§ **Exercise inputs**:
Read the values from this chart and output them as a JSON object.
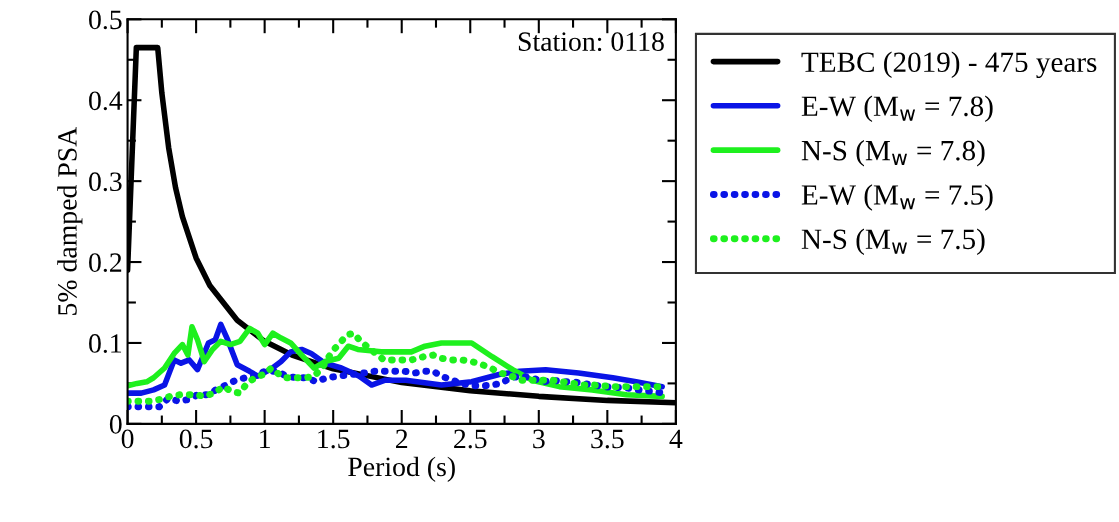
{
  "chart_data": {
    "type": "line",
    "xlabel": "Period (s)",
    "ylabel": "5% damped PSA",
    "annotations": [
      "Station: 0118"
    ],
    "xlim": [
      0,
      4
    ],
    "ylim": [
      0,
      0.5
    ],
    "xticks": [
      0,
      0.5,
      1,
      1.5,
      2,
      2.5,
      3,
      3.5,
      4
    ],
    "yticks": [
      0,
      0.1,
      0.2,
      0.3,
      0.4,
      0.5
    ],
    "grid": false,
    "legend": "right",
    "marker": "none",
    "series": [
      {
        "name": "TEBC (2019) - 475 years",
        "color": "#000000",
        "line_style": "solid",
        "x": [
          0,
          0.064,
          0.22,
          0.25,
          0.3,
          0.35,
          0.4,
          0.5,
          0.6,
          0.8,
          1.0,
          1.2,
          1.5,
          2,
          2.5,
          3,
          3.5,
          4
        ],
        "values": [
          0.19,
          0.465,
          0.465,
          0.409,
          0.341,
          0.292,
          0.256,
          0.205,
          0.171,
          0.128,
          0.102,
          0.085,
          0.068,
          0.051,
          0.041,
          0.034,
          0.029,
          0.026
        ]
      },
      {
        "name": "E-W (M$_{w}$ = 7.8)",
        "color": "#0a14e6",
        "line_style": "solid",
        "x": [
          0,
          0.1,
          0.19,
          0.27,
          0.34,
          0.39,
          0.45,
          0.51,
          0.59,
          0.64,
          0.68,
          0.73,
          0.8,
          0.89,
          0.95,
          1.04,
          1.12,
          1.19,
          1.27,
          1.34,
          1.44,
          1.56,
          1.69,
          1.78,
          1.88,
          2.03,
          2.29,
          2.51,
          2.71,
          2.86,
          3.05,
          3.29,
          3.54,
          3.71,
          3.9
        ],
        "values": [
          0.038,
          0.038,
          0.042,
          0.048,
          0.079,
          0.075,
          0.079,
          0.067,
          0.1,
          0.104,
          0.123,
          0.104,
          0.073,
          0.065,
          0.059,
          0.067,
          0.077,
          0.089,
          0.092,
          0.087,
          0.075,
          0.069,
          0.059,
          0.048,
          0.054,
          0.054,
          0.048,
          0.052,
          0.061,
          0.065,
          0.067,
          0.063,
          0.057,
          0.052,
          0.046
        ]
      },
      {
        "name": "N-S (M$_{w}$ = 7.8)",
        "color": "#1ef01e",
        "line_style": "solid",
        "x": [
          0,
          0.07,
          0.14,
          0.19,
          0.27,
          0.34,
          0.4,
          0.44,
          0.47,
          0.51,
          0.56,
          0.62,
          0.68,
          0.75,
          0.82,
          0.89,
          0.95,
          1.0,
          1.06,
          1.12,
          1.19,
          1.27,
          1.36,
          1.44,
          1.54,
          1.61,
          1.68,
          1.85,
          2.0,
          2.07,
          2.17,
          2.29,
          2.51,
          2.66,
          2.81,
          2.95,
          3.15,
          3.39,
          3.64,
          3.9
        ],
        "values": [
          0.047,
          0.05,
          0.052,
          0.057,
          0.069,
          0.087,
          0.098,
          0.085,
          0.12,
          0.104,
          0.077,
          0.092,
          0.102,
          0.098,
          0.102,
          0.118,
          0.112,
          0.098,
          0.112,
          0.106,
          0.1,
          0.085,
          0.069,
          0.077,
          0.081,
          0.096,
          0.092,
          0.089,
          0.089,
          0.089,
          0.096,
          0.1,
          0.1,
          0.083,
          0.067,
          0.054,
          0.046,
          0.042,
          0.036,
          0.034
        ]
      },
      {
        "name": "E-W (M$_{w}$ = 7.5)",
        "color": "#0a14e6",
        "line_style": "dotted",
        "x": [
          0,
          0.09,
          0.16,
          0.23,
          0.3,
          0.37,
          0.44,
          0.51,
          0.59,
          0.66,
          0.72,
          0.79,
          0.86,
          0.93,
          1.0,
          1.09,
          1.16,
          1.23,
          1.3,
          1.38,
          1.45,
          1.73,
          1.8,
          1.87,
          1.95,
          2.02,
          2.1,
          2.17,
          2.23,
          2.29,
          2.37,
          2.44,
          2.51,
          2.59,
          2.66,
          2.72,
          2.8,
          2.87,
          2.95,
          3.03,
          3.1,
          3.18,
          3.25,
          3.32,
          3.4,
          3.47,
          3.55,
          3.62,
          3.69,
          3.77,
          3.84,
          3.91
        ],
        "values": [
          0.021,
          0.021,
          0.021,
          0.021,
          0.032,
          0.028,
          0.03,
          0.036,
          0.036,
          0.044,
          0.048,
          0.054,
          0.057,
          0.059,
          0.065,
          0.065,
          0.059,
          0.057,
          0.057,
          0.052,
          0.057,
          0.063,
          0.065,
          0.065,
          0.065,
          0.065,
          0.063,
          0.065,
          0.065,
          0.059,
          0.054,
          0.05,
          0.047,
          0.047,
          0.048,
          0.05,
          0.057,
          0.059,
          0.057,
          0.052,
          0.054,
          0.052,
          0.052,
          0.05,
          0.048,
          0.046,
          0.045,
          0.045,
          0.043,
          0.041,
          0.04,
          0.038
        ]
      },
      {
        "name": "N-S (M$_{w}$ = 7.5)",
        "color": "#1ef01e",
        "line_style": "dotted",
        "x": [
          0,
          0.09,
          0.16,
          0.23,
          0.31,
          0.38,
          0.44,
          0.5,
          0.56,
          0.63,
          0.7,
          0.76,
          0.82,
          0.87,
          0.93,
          0.99,
          1.05,
          1.09,
          1.15,
          1.23,
          1.3,
          1.36,
          1.42,
          1.49,
          1.55,
          1.6,
          1.65,
          1.7,
          1.87,
          1.95,
          2.0,
          2.07,
          2.16,
          2.23,
          2.29,
          2.37,
          2.44,
          2.51,
          2.59,
          2.66,
          2.72,
          2.8,
          2.87,
          2.95,
          3.02,
          3.1,
          3.17,
          3.25,
          3.32,
          3.4,
          3.47,
          3.55,
          3.62,
          3.69,
          3.77,
          3.84,
          3.91
        ],
        "values": [
          0.028,
          0.028,
          0.028,
          0.03,
          0.034,
          0.036,
          0.036,
          0.036,
          0.034,
          0.038,
          0.046,
          0.04,
          0.038,
          0.05,
          0.057,
          0.061,
          0.069,
          0.063,
          0.057,
          0.057,
          0.057,
          0.059,
          0.069,
          0.089,
          0.1,
          0.11,
          0.112,
          0.102,
          0.079,
          0.079,
          0.079,
          0.079,
          0.083,
          0.085,
          0.081,
          0.079,
          0.079,
          0.077,
          0.073,
          0.068,
          0.063,
          0.059,
          0.054,
          0.054,
          0.054,
          0.054,
          0.052,
          0.05,
          0.048,
          0.048,
          0.047,
          0.046,
          0.046,
          0.046,
          0.046,
          0.046,
          0.046
        ]
      }
    ]
  }
}
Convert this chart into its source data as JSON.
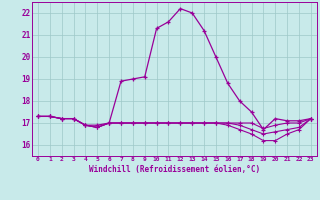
{
  "xlabel": "Windchill (Refroidissement éolien,°C)",
  "x_ticks": [
    0,
    1,
    2,
    3,
    4,
    5,
    6,
    7,
    8,
    9,
    10,
    11,
    12,
    13,
    14,
    15,
    16,
    17,
    18,
    19,
    20,
    21,
    22,
    23
  ],
  "ylim": [
    15.5,
    22.5
  ],
  "yticks": [
    16,
    17,
    18,
    19,
    20,
    21,
    22
  ],
  "background_color": "#c8eaea",
  "grid_color": "#9ec8c8",
  "line_color": "#990099",
  "series": {
    "line1": [
      17.3,
      17.3,
      17.2,
      17.2,
      16.9,
      16.9,
      17.0,
      18.9,
      19.0,
      19.1,
      21.3,
      21.6,
      22.2,
      22.0,
      21.2,
      20.0,
      18.8,
      18.0,
      17.5,
      16.7,
      17.2,
      17.1,
      17.1,
      17.2
    ],
    "line2": [
      17.3,
      17.3,
      17.2,
      17.2,
      16.9,
      16.8,
      17.0,
      17.0,
      17.0,
      17.0,
      17.0,
      17.0,
      17.0,
      17.0,
      17.0,
      17.0,
      17.0,
      17.0,
      17.0,
      16.75,
      16.9,
      17.0,
      17.0,
      17.2
    ],
    "line3": [
      17.3,
      17.3,
      17.2,
      17.2,
      16.9,
      16.8,
      17.0,
      17.0,
      17.0,
      17.0,
      17.0,
      17.0,
      17.0,
      17.0,
      17.0,
      17.0,
      17.0,
      16.9,
      16.7,
      16.5,
      16.6,
      16.7,
      16.8,
      17.2
    ],
    "line4": [
      17.3,
      17.3,
      17.2,
      17.2,
      16.9,
      16.8,
      17.0,
      17.0,
      17.0,
      17.0,
      17.0,
      17.0,
      17.0,
      17.0,
      17.0,
      17.0,
      16.9,
      16.7,
      16.5,
      16.2,
      16.2,
      16.5,
      16.7,
      17.2
    ]
  }
}
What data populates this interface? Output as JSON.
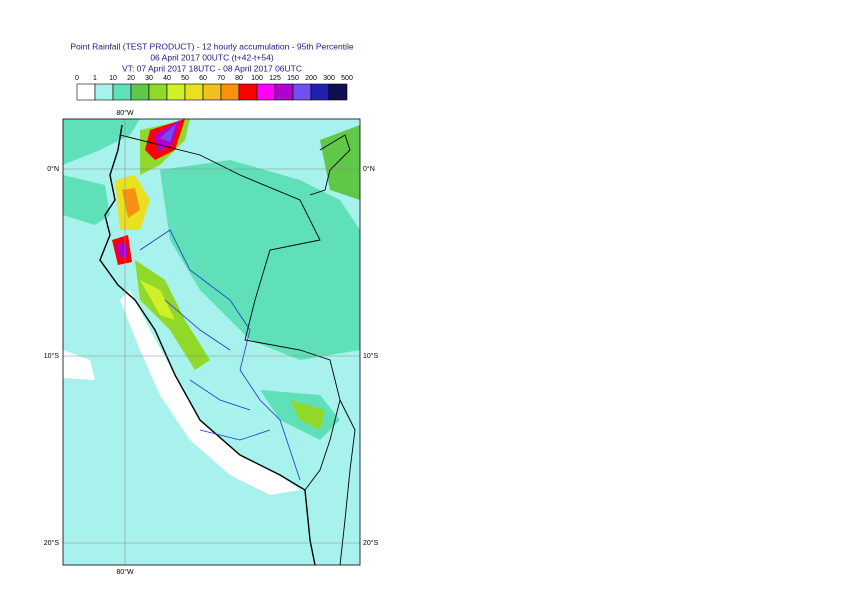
{
  "header": {
    "title_lines": [
      "Point Rainfall (TEST PRODUCT) - 12 hourly accumulation - 95th Percentile",
      "06 April 2017 00UTC (t+42-t+54)",
      "VT: 07 April 2017 18UTC - 08 April 2017 06UTC"
    ]
  },
  "legend": {
    "labels": [
      "0",
      "1",
      "10",
      "20",
      "30",
      "40",
      "50",
      "60",
      "70",
      "80",
      "100",
      "125",
      "150",
      "200",
      "300",
      "500"
    ],
    "colors": [
      "#ffffff",
      "#a8f2ee",
      "#60e0b8",
      "#60c848",
      "#90d82a",
      "#d0f028",
      "#e8e020",
      "#f0c020",
      "#f89010",
      "#ff0000",
      "#ff00ff",
      "#b000d0",
      "#7050f0",
      "#2020b0",
      "#101050"
    ]
  },
  "map": {
    "lon_label": "80°W",
    "lat_labels": [
      "0°N",
      "10°S",
      "20°S"
    ]
  }
}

§ **Work to complete**:
Please copy the lines above, starting at the one that holds "What data populates" and stopping after the last line, exactly as they appear and minus the pictures.

§ **Exercise output**:
What data populates this interface? Output as JSON.
{
  "header": {
    "title_lines": [
      "Point Rainfall (TEST PRODUCT) - 12 hourly accumulation - 95th Percentile",
      "06 April 2017 00UTC (t+42-t+54)",
      "VT: 07 April 2017 18UTC - 08 April 2017 06UTC"
    ]
  },
  "legend": {
    "labels": [
      "0",
      "1",
      "10",
      "20",
      "30",
      "40",
      "50",
      "60",
      "70",
      "80",
      "100",
      "125",
      "150",
      "200",
      "300",
      "500"
    ],
    "colors": [
      "#ffffff",
      "#a8f2ee",
      "#60e0b8",
      "#60c848",
      "#90d82a",
      "#d0f028",
      "#e8e020",
      "#f0c020",
      "#f89010",
      "#ff0000",
      "#ff00ff",
      "#b000d0",
      "#7050f0",
      "#2020b0",
      "#101050"
    ]
  },
  "map": {
    "lon_label": "80°W",
    "lat_labels": [
      "0°N",
      "10°S",
      "20°S"
    ]
  }
}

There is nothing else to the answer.